Data for the task:

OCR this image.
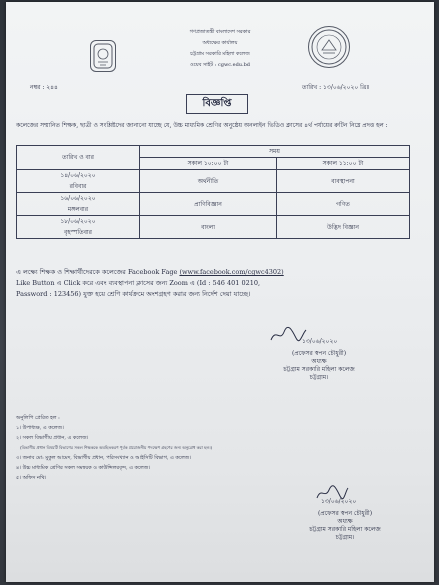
গণপ্রজাতন্ত্রী বাংলাদেশ সরকার
অধ্যক্ষের কার্যালয়
চট্টগ্রাম সরকারি মহিলা কলেজ
ওয়েব সাইট : cgwc.edu.bd
নম্বর : ২৪৪	তারিখ : ১৩/০৬/২০২০ খ্রিঃ
বিজ্ঞপ্তি
কলেজের সম্মানিত শিক্ষক, ছাত্রী ও সংশ্লিষ্টদের জানানো যাচ্ছে যে, উচ্চ মাধ্যমিক শ্রেণির অনুষ্ঠেয় অনলাইন ভিডিও ক্লাসের ৪র্থ পর্যায়ের রুটিন নিম্নে প্রদত্ত হল :
তারিখ ও বার	সময়	
	সকাল ১০:০০ টা	সকাল ১১:০০ টা

১৪/০৬/২০২০
রবিবার	অর্থনীতি	ব্যবস্থাপনা

১৬/০৬/২০২০
মঙ্গলবার	প্রাণিবিজ্ঞান	গণিত

১৮/০৬/২০২০
বৃহস্পতিবার	বাংলা	উদ্ভিদ বিজ্ঞান
এ লক্ষ্যে শিক্ষক ও শিক্ষার্থীদেরকে কলেজের Facebook Fage (www.facebook.com/cgwc4302)
Like Button এ Click করে এবং ব্যবস্থাপনা ক্লাসের জন্য Zoom এ (Id : 546 401 0210,
Password : 123456) যুক্ত হয়ে শ্রেণি কার্যক্রমে অংশগ্রহণ করার জন্য নির্দেশ দেয়া যাচ্ছে।
১৩/০৬/২০২০
(প্রফেসর স্বপন চৌধুরী)
অধ্যক্ষ
চট্টগ্রাম সরকারি মহিলা কলেজ
চট্টগ্রাম।
অনুলিপি প্রেরিত হল :
১। উপাধ্যক্ষ, এ কলেজ।
২। সকল বিভাগীয় প্রধান, এ কলেজ।
(বিভাগীয় প্রধান বিষয়টি বিভাগের সকল শিক্ষককে অবহিতকরণ পূর্বক প্রয়োজনীয় পদক্ষেপ গ্রহণের জন্য অনুরোধ করা হল।)
৩। জনাব মো: মুকুল আমেদ, বিভাগীয় প্রধান, পরিসংখ্যান ও আইসিটি বিভাগ, এ কলেজ।
৪। উচ্চ মাধ্যমিক শ্রেণির সকল সমন্বয়ক ও কাউন্সিলরবৃন্দ, এ কলেজ।
৫। অফিস নথি।
১৩/০৬/২০২০
(প্রফেসর স্বপন চৌধুরী)
অধ্যক্ষ
চট্টগ্রাম সরকারি মহিলা কলেজ
চট্টগ্রাম।
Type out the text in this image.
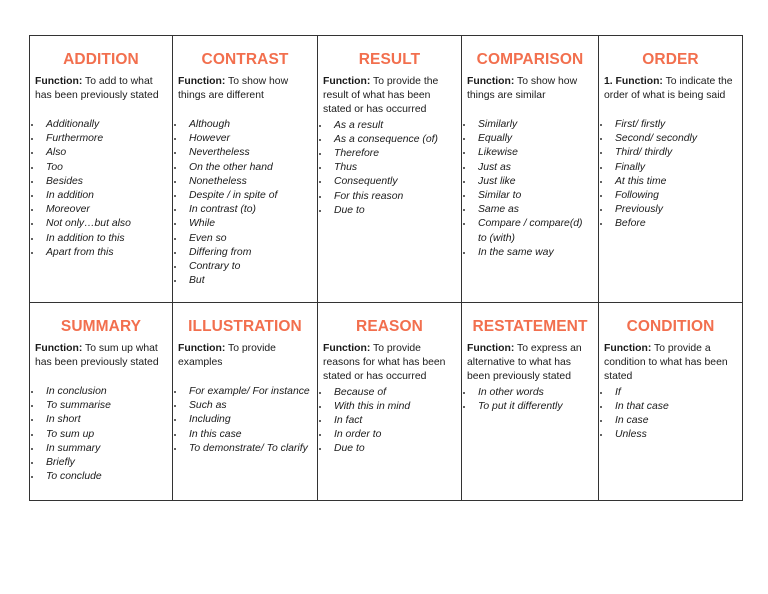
ADDITION
Function: To add to what has been previously stated
Additionally
Furthermore
Also
Too
Besides
In addition
Moreover
Not only…but also
In addition to this
Apart from this
CONTRAST
Function: To show how things are different
Although
However
Nevertheless
On the other hand
Nonetheless
Despite / in spite of
In contrast (to)
While
Even so
Differing from
Contrary to
But
RESULT
Function: To provide the result of what has been stated or has occurred
As a result
As a consequence (of)
Therefore
Thus
Consequently
For this reason
Due to
COMPARISON
Function: To show how things are similar
Similarly
Equally
Likewise
Just as
Just like
Similar to
Same as
Compare / compare(d) to (with)
In the same way
ORDER
1. Function: To indicate the order of what is being said
First/ firstly
Second/ secondly
Third/ thirdly
Finally
At this time
Following
Previously
Before
SUMMARY
Function: To sum up what has been previously stated
In conclusion
To summarise
In short
To sum up
In summary
Briefly
To conclude
ILLUSTRATION
Function: To provide examples
For example/ For instance
Such as
Including
In this case
To demonstrate/ To clarify
REASON
Function: To provide reasons for what has been stated or has occurred
Because of
With this in mind
In fact
In order to
Due to
RESTATEMENT
Function: To express an alternative to what has been previously stated
In other words
To put it differently
CONDITION
Function: To provide a condition to what has been stated
If
In that case
In case
Unless
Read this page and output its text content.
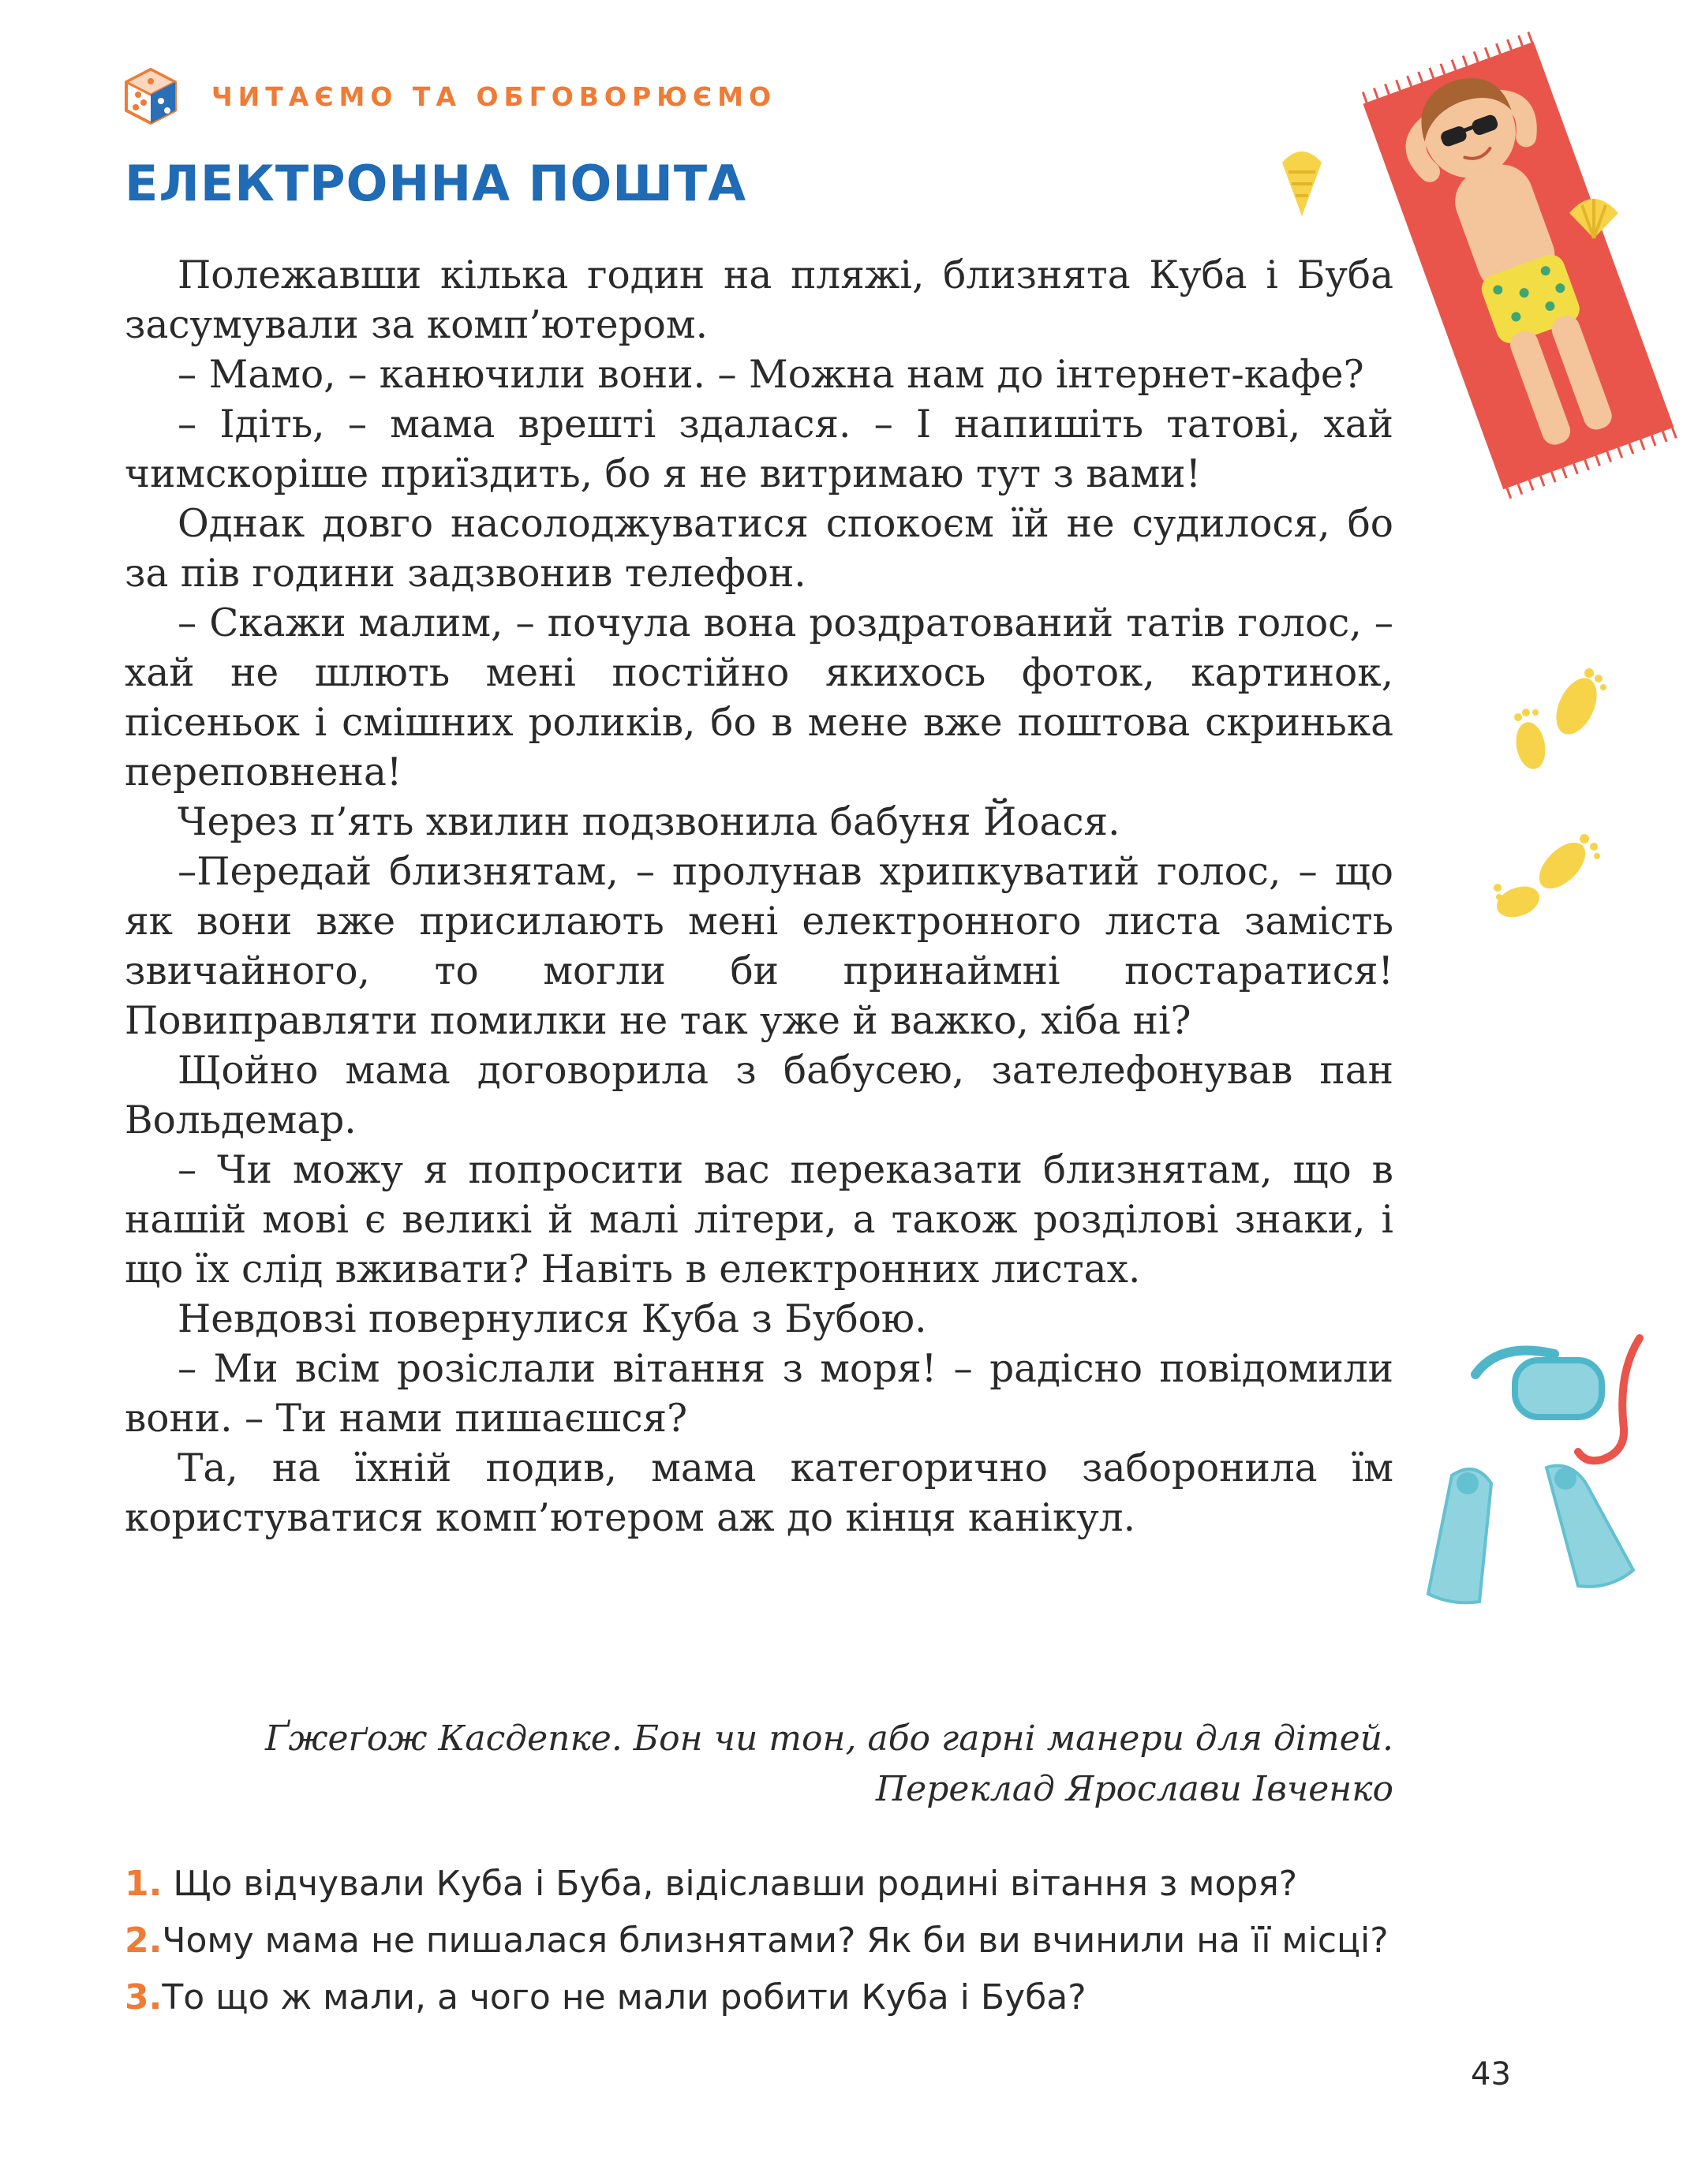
ЧИТАЄМО ТА ОБГОВОРЮЄМО
ЕЛЕКТРОННА ПОШТА

Полежавши кілька годин на пляжі, близнята Куба і Буба засумували за комп’ютером.

– Мамо, – канючили вони. – Можна нам до інтернет-кафе?

– Ідіть, – мама врешті здалася. – І напишіть татові, хай чимскоріше приїздить, бо я не витримаю тут з вами!

Однак довго насолоджуватися спокоєм їй не судилося, бо за пів години задзвонив телефон.

– Скажи малим, – почула вона роздратований татів голос, – хай не шлють мені постійно якихось фоток, картинок, пісеньок і смішних роликів, бо в мене вже поштова скринька переповнена!

Через п’ять хвилин подзвонила бабуня Йоася.

–Передай близнятам, – пролунав хрипкуватий голос, – що як вони вже присилають мені електронного листа замість звичайного, то могли би принаймні постаратися! Повиправляти помилки не так уже й важко, хіба ні?

Щойно мама договорила з бабусею, зателефонував пан Вольдемар.

– Чи можу я попросити вас переказати близнятам, що в нашій мові є великі й малі літери, а також розділові знаки, і що їх слід вживати? Навіть в електронних листах.

Невдовзі повернулися Куба з Бубою.

– Ми всім розіслали вітання з моря! – радісно повідомили вони. – Ти нами пишаєшся?

Та, на їхній подив, мама категорично заборонила їм користуватися комп’ютером аж до кінця канікул.

Ґжеґож Касдепке. Бон чи тон, або гарні манери для дітей.
Переклад Ярослави Івченко
1. Що відчували Куба і Буба, відіславши родині вітання з моря?
2.Чому мама не пишалася близнятами? Як би ви вчинили на її місці?
3.То що ж мали, а чого не мали робити Куба і Буба?
43
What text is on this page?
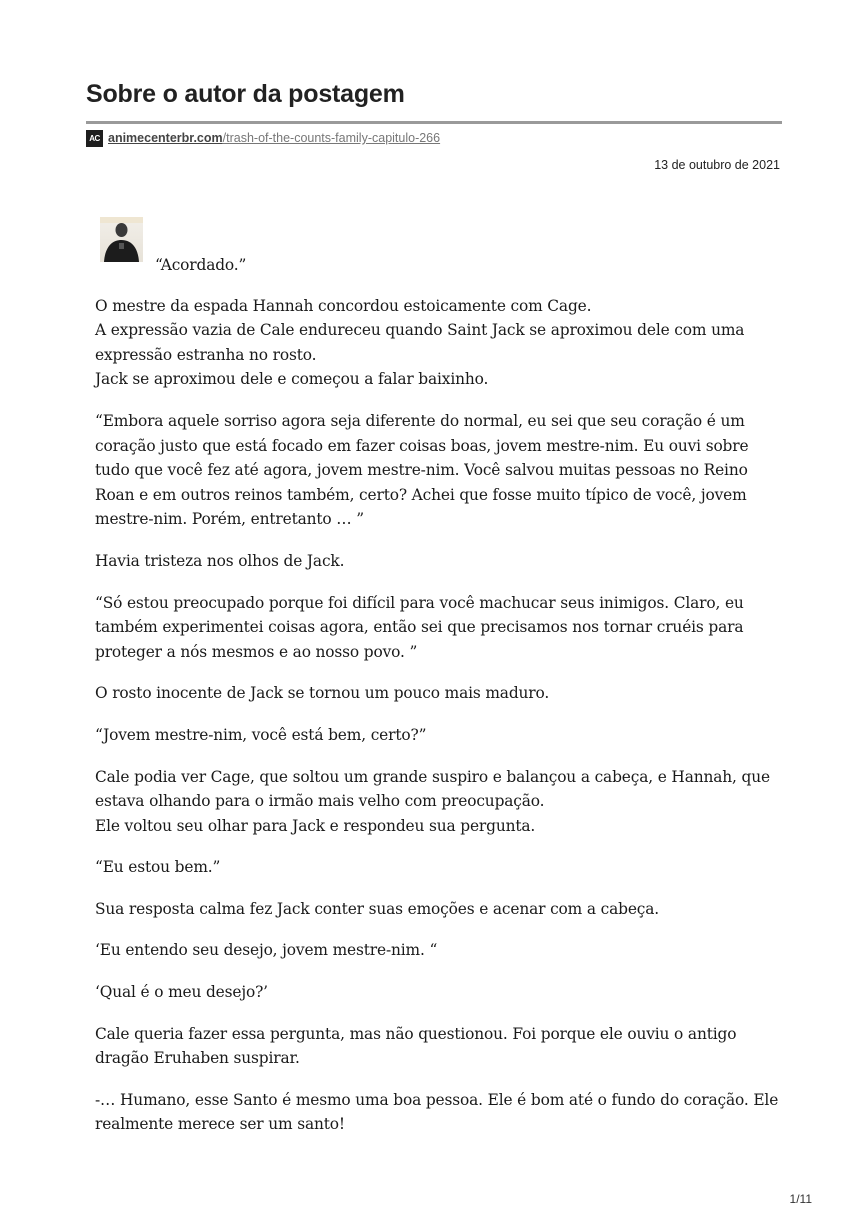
Sobre o autor da postagem
AC animecenterbr.com /trash-of-the-counts-family-capitulo-266
13 de outubro de 2021

“Acordado.”

O mestre da espada Hannah concordou estoicamente com Cage.
A expressão vazia de Cale endureceu quando Saint Jack se aproximou dele com uma expressão estranha no rosto.
Jack se aproximou dele e começou a falar baixinho.

“Embora aquele sorriso agora seja diferente do normal, eu sei que seu coração é um coração justo que está focado em fazer coisas boas, jovem mestre-nim. Eu ouvi sobre tudo que você fez até agora, jovem mestre-nim. Você salvou muitas pessoas no Reino Roan e em outros reinos também, certo? Achei que fosse muito típico de você, jovem mestre-nim. Porém, entretanto … ”

Havia tristeza nos olhos de Jack.

“Só estou preocupado porque foi difícil para você machucar seus inimigos. Claro, eu também experimentei coisas agora, então sei que precisamos nos tornar cruéis para proteger a nós mesmos e ao nosso povo. ”

O rosto inocente de Jack se tornou um pouco mais maduro.

“Jovem mestre-nim, você está bem, certo?”

Cale podia ver Cage, que soltou um grande suspiro e balançou a cabeça, e Hannah, que estava olhando para o irmão mais velho com preocupação.
Ele voltou seu olhar para Jack e respondeu sua pergunta.

“Eu estou bem.”

Sua resposta calma fez Jack conter suas emoções e acenar com a cabeça.

‘Eu entendo seu desejo, jovem mestre-nim. “

‘Qual é o meu desejo?’

Cale queria fazer essa pergunta, mas não questionou. Foi porque ele ouviu o antigo dragão Eruhaben suspirar.

-… Humano, esse Santo é mesmo uma boa pessoa. Ele é bom até o fundo do coração. Ele realmente merece ser um santo!

1/11
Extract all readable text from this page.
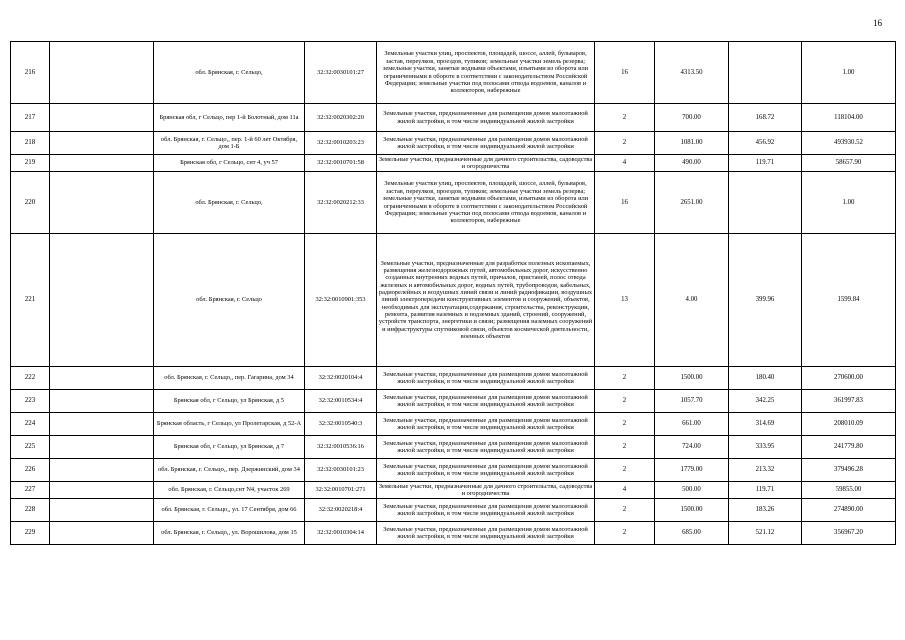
16
216		обл. Брянская, г. Сельцо,	32:32:0030101:27	Земельные участки улиц, проспектов, площадей, шоссе, аллей, бульваров, застав, переулков, проездов, тупиков; земельные участки земель резерва; земельные участки, занятые водными объектами, изъятыми из оборота или ограниченными в обороте в соответствии с законодательством Российской Федерации; земельные участки под полосами отвода водоемов, каналов и коллекторов, набережные	16	4313.50		1.00
217		Брянская обл, г Сельцо, пер 1-й Болотный, дом 11а	32:32:0020302:20	Земельные участки, предназначенные для размещения домов малоэтажной жилой застройки, в том числе индивидуальной жилой застройки	2	700.00	168.72	118104.00
218		обл. Брянская, г. Сельцо,, пер. 1-й 60 лет Октября, дом 1-Б	32:32:0010203:23	Земельные участки, предназначенные для размещения домов малоэтажной жилой застройки, в том числе индивидуальной жилой застройки	2	1081.00	456.92	493930.52
219		Брянская обл, г Сельцо, снт 4, уч 57	32:32:0010701:58	Земельные участки, предназначенные для дачного строительства, садоводства и огородничества	4	490.00	119.71	58657.90
220		обл. Брянская, г. Сельцо,	32:32:0020212:33	Земельные участки улиц, проспектов, площадей, шоссе, аллей, бульваров, застав, переулков, проездов, тупиков; земельные участки земель резерва; земельные участки, занятые водными объектами, изъятыми из оборота или ограниченными в обороте в соответствии с законодательством Российской Федерации; земельные участки под полосами отвода водоемов, каналов и коллекторов, набережные	16	2651.00		1.00
221		обл. Брянская, г. Сельцо	32:32:0010901:353	Земельные участки, предназначенные для разработки полезных ископаемых, размещения железнодорожных путей, автомобильных дорог, искусственно созданных внутренних водных путей, причалов, пристаней, полос отвода железных и автомобильных дорог, водных путей, трубопроводов, кабельных, радиорелейных и воздушных линий связи и линий радиофикации, воздушных линий электропередачи конструктивных элементов и сооружений, объектов, необходимых для эксплуатации,содержания, строительства, реконструкции, ремонта, развития наземных и подземных зданий, строений, сооружений, устройств транспорта, энергетики и связи; размещения наземных сооружений и инфраструктуры спутниковой связи, объектов космической деятельности, военных объектов	13	4.00	399.96	1599.84
222		обл. Брянская, г. Сельцо,, пер. Гагарина, дом 34	32:32:0020104:4	Земельные участки, предназначенные для размещения домов малоэтажной жилой застройки, в том числе индивидуальной жилой застройки	2	1500.00	180.40	270600.00
223		Брянская обл, г Сельцо, ул Брянская, д 5	32:32:0010534:4	Земельные участки, предназначенные для размещения домов малоэтажной жилой застройки, в том числе индивидуальной жилой застройки	2	1057.70	342.25	361997.83
224		Брянская область, г Сельцо, ул Пролетарская, д 52-А	32:32:0010540:3	Земельные участки, предназначенные для размещения домов малоэтажной жилой застройки, в том числе индивидуальной жилой застройки	2	661.00	314.69	208010.09
225		Брянская обл, г Сельцо, ул Брянская, д 7	32:32:0010536:16	Земельные участки, предназначенные для размещения домов малоэтажной жилой застройки, в том числе индивидуальной жилой застройки	2	724.00	333.95	241779.80
226		обл. Брянская, г. Сельцо,, пер. Дзержинский, дом 34	32:32:0030101:23	Земельные участки, предназначенные для размещения домов малоэтажной жилой застройки, в том числе индивидуальной жилой застройки	2	1779.00	213.32	379496.28
227		обл. Брянская, г. Сельцо,снт N4, участок 269	32:32:0010701:271	Земельные участки, предназначенные для дачного строительства, садоводства и огородничества	4	500.00	119.71	59855.00
228		обл. Брянская, г. Сельцо,, ул. 17 Сентября, дом 66	32:32:0020218:4	Земельные участки, предназначенные для размещения домов малоэтажной жилой застройки, в том числе индивидуальной жилой застройки	2	1500.00	183.26	274890.00
229		обл. Брянская, г. Сельцо,, ул. Ворошилова, дом 15	32:32:0010304:14	Земельные участки, предназначенные для размещения домов малоэтажной жилой застройки, в том числе индивидуальной жилой застройки	2	685.00	521.12	356967.20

Task details: Find "show". Copy every line it occurs in.

Complete answer:
Function: To show how things are different
Function: To show how things are similar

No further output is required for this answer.